**Your objective:**
Find the lines below that contain the string "JSON". Copy each one.
___ Information shown ___
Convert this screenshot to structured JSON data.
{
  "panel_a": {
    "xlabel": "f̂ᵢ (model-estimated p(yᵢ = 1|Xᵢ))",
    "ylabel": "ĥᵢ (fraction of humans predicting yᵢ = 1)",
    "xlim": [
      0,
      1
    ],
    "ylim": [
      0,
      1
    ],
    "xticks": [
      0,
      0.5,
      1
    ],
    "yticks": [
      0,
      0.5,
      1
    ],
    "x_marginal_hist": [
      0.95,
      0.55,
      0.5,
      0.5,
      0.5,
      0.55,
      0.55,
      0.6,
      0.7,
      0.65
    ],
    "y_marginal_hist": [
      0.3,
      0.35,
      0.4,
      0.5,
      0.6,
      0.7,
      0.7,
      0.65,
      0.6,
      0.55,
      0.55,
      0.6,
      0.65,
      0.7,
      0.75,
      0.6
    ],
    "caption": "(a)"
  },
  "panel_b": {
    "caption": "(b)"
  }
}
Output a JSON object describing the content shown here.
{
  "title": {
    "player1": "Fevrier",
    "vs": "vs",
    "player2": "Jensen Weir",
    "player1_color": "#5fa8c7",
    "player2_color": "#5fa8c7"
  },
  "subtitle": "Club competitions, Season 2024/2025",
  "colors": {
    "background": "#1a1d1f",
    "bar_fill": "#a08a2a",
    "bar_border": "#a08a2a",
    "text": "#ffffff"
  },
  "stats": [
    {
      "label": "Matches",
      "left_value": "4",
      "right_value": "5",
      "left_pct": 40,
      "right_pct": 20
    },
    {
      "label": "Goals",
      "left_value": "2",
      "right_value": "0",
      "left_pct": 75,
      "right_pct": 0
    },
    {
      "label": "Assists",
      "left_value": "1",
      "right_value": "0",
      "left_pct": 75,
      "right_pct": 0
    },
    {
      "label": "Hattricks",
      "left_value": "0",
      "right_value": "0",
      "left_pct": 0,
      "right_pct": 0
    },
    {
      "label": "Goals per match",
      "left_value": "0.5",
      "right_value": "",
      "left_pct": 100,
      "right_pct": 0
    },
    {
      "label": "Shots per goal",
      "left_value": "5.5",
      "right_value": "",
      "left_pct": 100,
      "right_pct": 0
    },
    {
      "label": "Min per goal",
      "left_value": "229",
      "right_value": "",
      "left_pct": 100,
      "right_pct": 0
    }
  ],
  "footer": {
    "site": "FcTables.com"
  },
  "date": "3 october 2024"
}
___
**Exercise output:**
Convert this screenshot to structured JSON data.
Output a JSON object describing the content shown here.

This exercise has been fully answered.